- _Listed records_
** Begin **
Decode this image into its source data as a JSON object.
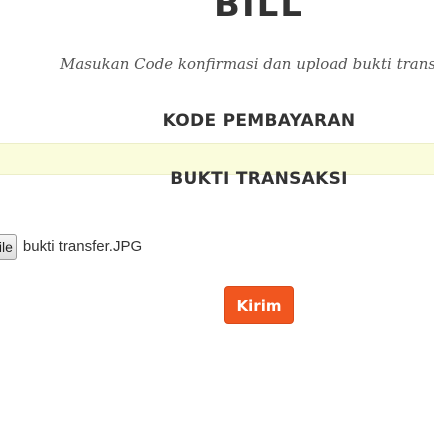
{
  "header": {
    "title": "BILL"
  },
  "instruction": "Masukan Code konfirmasi dan upload bukti transaksi",
  "payment_code": {
    "heading": "KODE PEMBAYARAN",
    "value": "",
    "placeholder": ""
  },
  "proof": {
    "heading": "BUKTI TRANSAKSI",
    "file_button_label": "Choose File",
    "file_name": "bukti transfer.JPG"
  },
  "submit": {
    "label": "Kirim"
  },
  "colors": {
    "submit_bg": "#f1561f",
    "input_bg": "#fafcdc",
    "text": "#333333"
  }
}
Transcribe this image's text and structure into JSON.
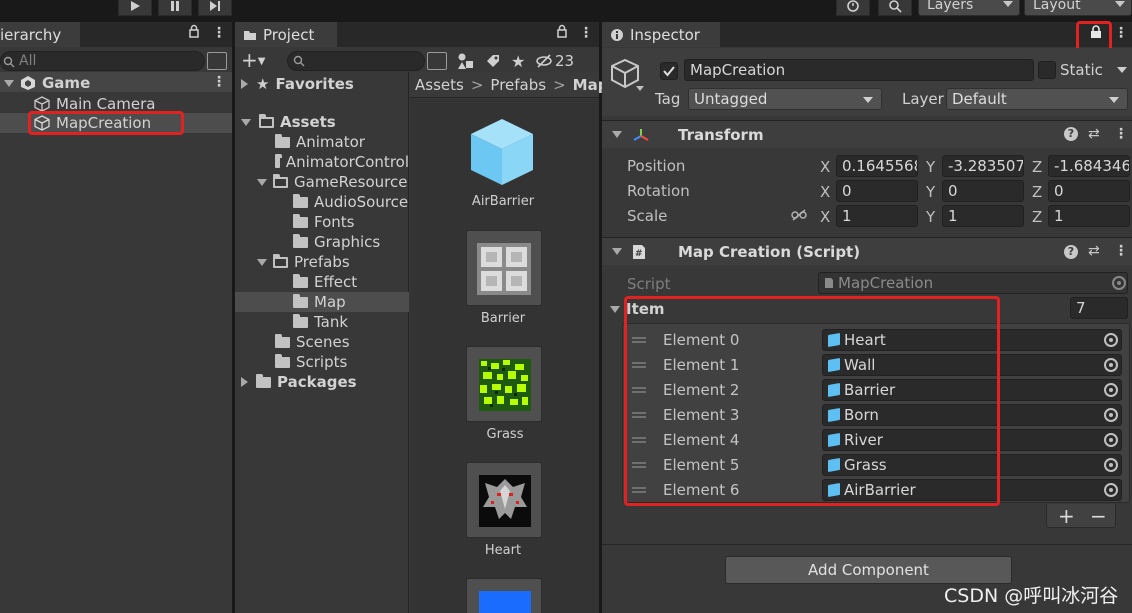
{
  "toolbar": {
    "layers": "Layers",
    "layout": "Layout"
  },
  "hierarchy": {
    "tab": "ierarchy",
    "search_placeholder": "All",
    "scene": "Game",
    "items": [
      "Main Camera",
      "MapCreation"
    ]
  },
  "project": {
    "tab": "Project",
    "hidden_count": "23",
    "breadcrumb": [
      "Assets",
      "Prefabs",
      "Map"
    ],
    "tree": {
      "favorites": "Favorites",
      "assets": "Assets",
      "animator": "Animator",
      "animatorcontrol": "AnimatorControl",
      "gameresource": "GameResource",
      "audiosource": "AudioSource",
      "fonts": "Fonts",
      "graphics": "Graphics",
      "prefabs": "Prefabs",
      "effect": "Effect",
      "map": "Map",
      "tank": "Tank",
      "scenes": "Scenes",
      "scripts": "Scripts",
      "packages": "Packages"
    },
    "assets": [
      "AirBarrier",
      "Barrier",
      "Grass",
      "Heart"
    ]
  },
  "inspector": {
    "tab": "Inspector",
    "object_name": "MapCreation",
    "static_label": "Static",
    "tag_label": "Tag",
    "tag_value": "Untagged",
    "layer_label": "Layer",
    "layer_value": "Default",
    "transform": {
      "title": "Transform",
      "position_label": "Position",
      "rotation_label": "Rotation",
      "scale_label": "Scale",
      "position": [
        "0.1645568",
        "-3.283507",
        "-1.684346"
      ],
      "rotation": [
        "0",
        "0",
        "0"
      ],
      "scale": [
        "1",
        "1",
        "1"
      ],
      "axis": [
        "X",
        "Y",
        "Z"
      ]
    },
    "script_component": {
      "title": "Map Creation (Script)",
      "script_label": "Script",
      "script_value": "MapCreation",
      "item_label": "Item",
      "item_count": "7",
      "elements": [
        {
          "label": "Element 0",
          "value": "Heart"
        },
        {
          "label": "Element 1",
          "value": "Wall"
        },
        {
          "label": "Element 2",
          "value": "Barrier"
        },
        {
          "label": "Element 3",
          "value": "Born"
        },
        {
          "label": "Element 4",
          "value": "River"
        },
        {
          "label": "Element 5",
          "value": "Grass"
        },
        {
          "label": "Element 6",
          "value": "AirBarrier"
        }
      ],
      "plus": "+",
      "minus": "−"
    },
    "add_component": "Add Component"
  },
  "watermark": "CSDN @呼叫冰河谷",
  "colors": {
    "highlight": "#e02222",
    "cube": "#5ec0f2",
    "panel": "#383838"
  }
}
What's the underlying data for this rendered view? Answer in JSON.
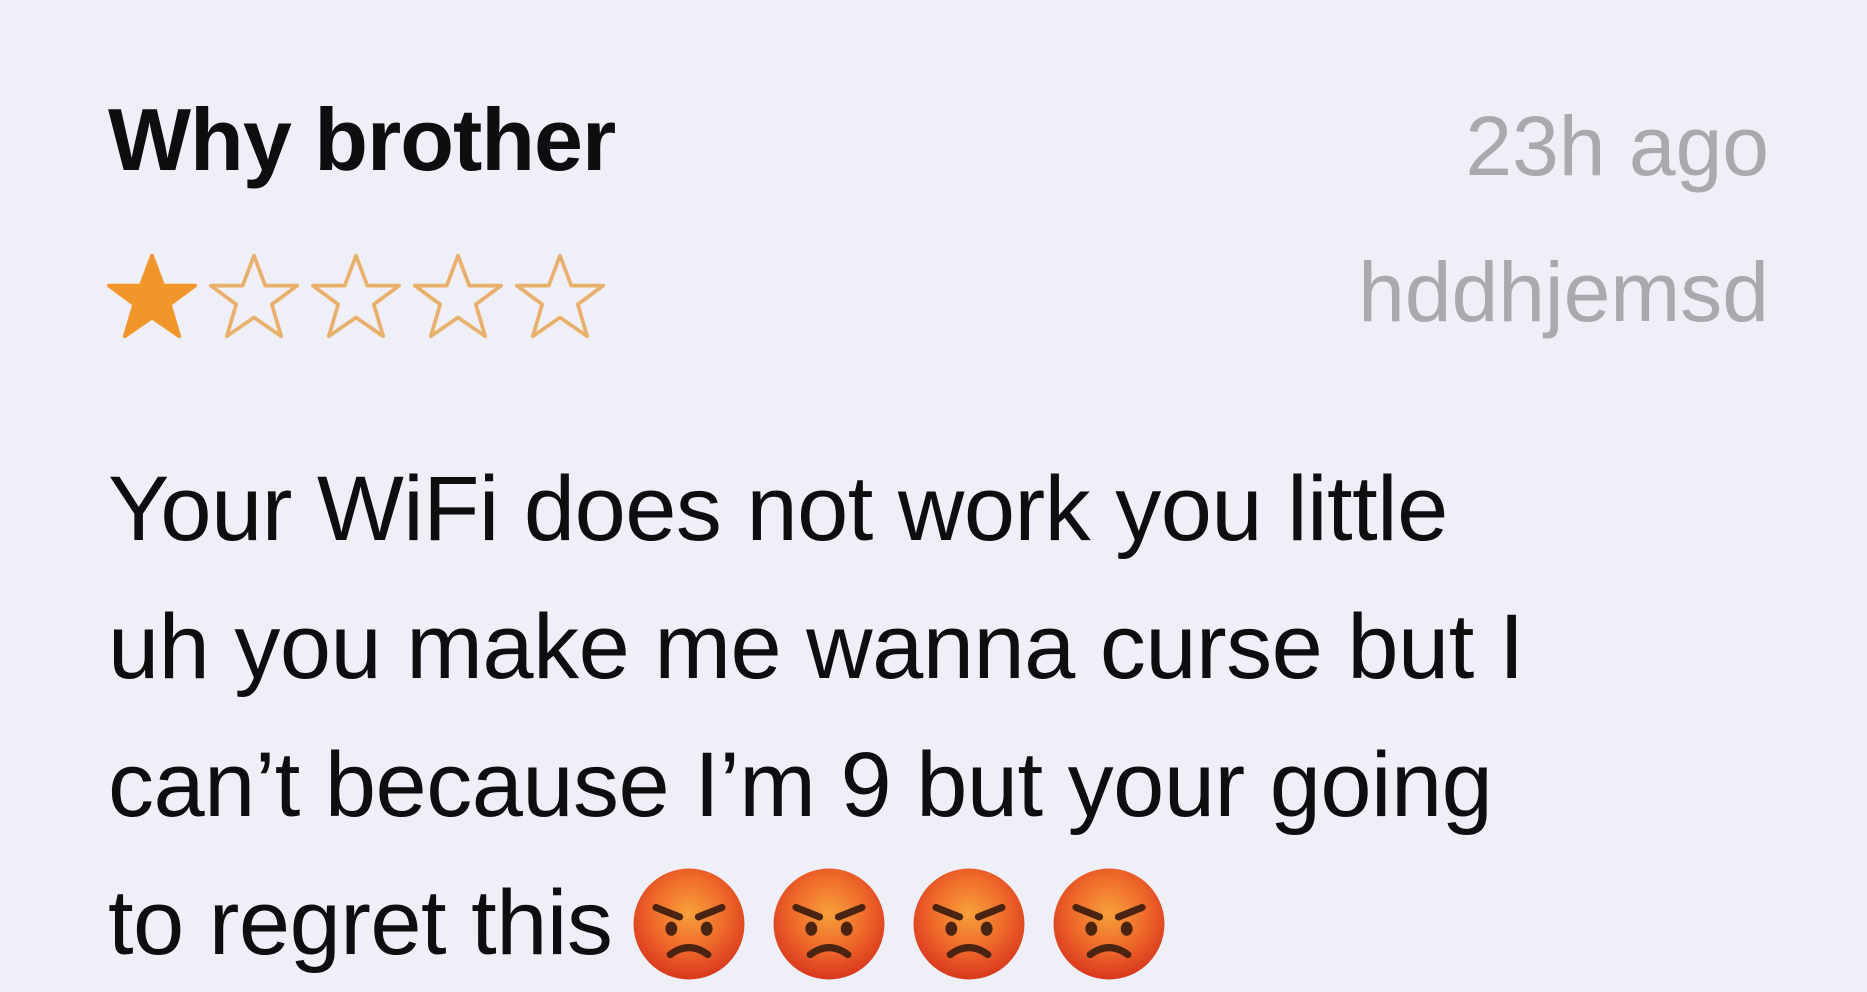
{
  "review": {
    "title": "Why brother",
    "date": "23h ago",
    "author": "hddhjemsd",
    "rating": 1,
    "max_rating": 5,
    "body_lines": [
      "Your WiFi does not work you little",
      "uh you make me wanna curse but I",
      "can’t because I’m 9 but your going",
      "to regret this"
    ],
    "emojis": [
      "angry-face-icon",
      "angry-face-icon",
      "angry-face-icon",
      "angry-face-icon"
    ]
  },
  "colors": {
    "background": "#eeeff7",
    "star_filled": "#f2952a",
    "star_outline": "#e8b06a",
    "meta_text": "#a9a9ae"
  }
}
** End **
- _Exercise brief_
The material above holds pictures; copy everything else in it exactly.

- _Solution for this exercise_
Decode this image into its source data as a JSON object.
{
  "header": {
    "title": "BILL"
  },
  "instruction": "Masukan Code konfirmasi dan upload bukti transaksi",
  "payment_code": {
    "heading": "KODE PEMBAYARAN",
    "value": "",
    "placeholder": ""
  },
  "proof": {
    "heading": "BUKTI TRANSAKSI",
    "file_button_label": "Choose File",
    "file_name": "bukti transfer.JPG"
  },
  "submit": {
    "label": "Kirim"
  },
  "colors": {
    "submit_bg": "#f1561f",
    "input_bg": "#fafcdc",
    "text": "#333333"
  }
}
Transcribe this image's text and structure into JSON.
{
  "toolbar": {
    "layers": "Layers",
    "layout": "Layout"
  },
  "hierarchy": {
    "tab": "ierarchy",
    "search_placeholder": "All",
    "scene": "Game",
    "items": [
      "Main Camera",
      "MapCreation"
    ]
  },
  "project": {
    "tab": "Project",
    "hidden_count": "23",
    "breadcrumb": [
      "Assets",
      "Prefabs",
      "Map"
    ],
    "tree": {
      "favorites": "Favorites",
      "assets": "Assets",
      "animator": "Animator",
      "animatorcontrol": "AnimatorControl",
      "gameresource": "GameResource",
      "audiosource": "AudioSource",
      "fonts": "Fonts",
      "graphics": "Graphics",
      "prefabs": "Prefabs",
      "effect": "Effect",
      "map": "Map",
      "tank": "Tank",
      "scenes": "Scenes",
      "scripts": "Scripts",
      "packages": "Packages"
    },
    "assets": [
      "AirBarrier",
      "Barrier",
      "Grass",
      "Heart"
    ]
  },
  "inspector": {
    "tab": "Inspector",
    "object_name": "MapCreation",
    "static_label": "Static",
    "tag_label": "Tag",
    "tag_value": "Untagged",
    "layer_label": "Layer",
    "layer_value": "Default",
    "transform": {
      "title": "Transform",
      "position_label": "Position",
      "rotation_label": "Rotation",
      "scale_label": "Scale",
      "position": [
        "0.1645568",
        "-3.283507",
        "-1.684346"
      ],
      "rotation": [
        "0",
        "0",
        "0"
      ],
      "scale": [
        "1",
        "1",
        "1"
      ],
      "axis": [
        "X",
        "Y",
        "Z"
      ]
    },
    "script_component": {
      "title": "Map Creation (Script)",
      "script_label": "Script",
      "script_value": "MapCreation",
      "item_label": "Item",
      "item_count": "7",
      "elements": [
        {
          "label": "Element 0",
          "value": "Heart"
        },
        {
          "label": "Element 1",
          "value": "Wall"
        },
        {
          "label": "Element 2",
          "value": "Barrier"
        },
        {
          "label": "Element 3",
          "value": "Born"
        },
        {
          "label": "Element 4",
          "value": "River"
        },
        {
          "label": "Element 5",
          "value": "Grass"
        },
        {
          "label": "Element 6",
          "value": "AirBarrier"
        }
      ],
      "plus": "+",
      "minus": "−"
    },
    "add_component": "Add Component"
  },
  "watermark": "CSDN @呼叫冰河谷",
  "colors": {
    "highlight": "#e02222",
    "cube": "#5ec0f2",
    "panel": "#383838"
  }
}
What's the underlying data for this rendered view? Answer in JSON.
{
  "review": {
    "title": "Why brother",
    "date": "23h ago",
    "author": "hddhjemsd",
    "rating": 1,
    "max_rating": 5,
    "body_lines": [
      "Your WiFi does not work you little",
      "uh you make me wanna curse but I",
      "can’t because I’m 9 but your going",
      "to regret this"
    ],
    "emojis": [
      "angry-face-icon",
      "angry-face-icon",
      "angry-face-icon",
      "angry-face-icon"
    ]
  },
  "colors": {
    "background": "#eeeff7",
    "star_filled": "#f2952a",
    "star_outline": "#e8b06a",
    "meta_text": "#a9a9ae"
  }
}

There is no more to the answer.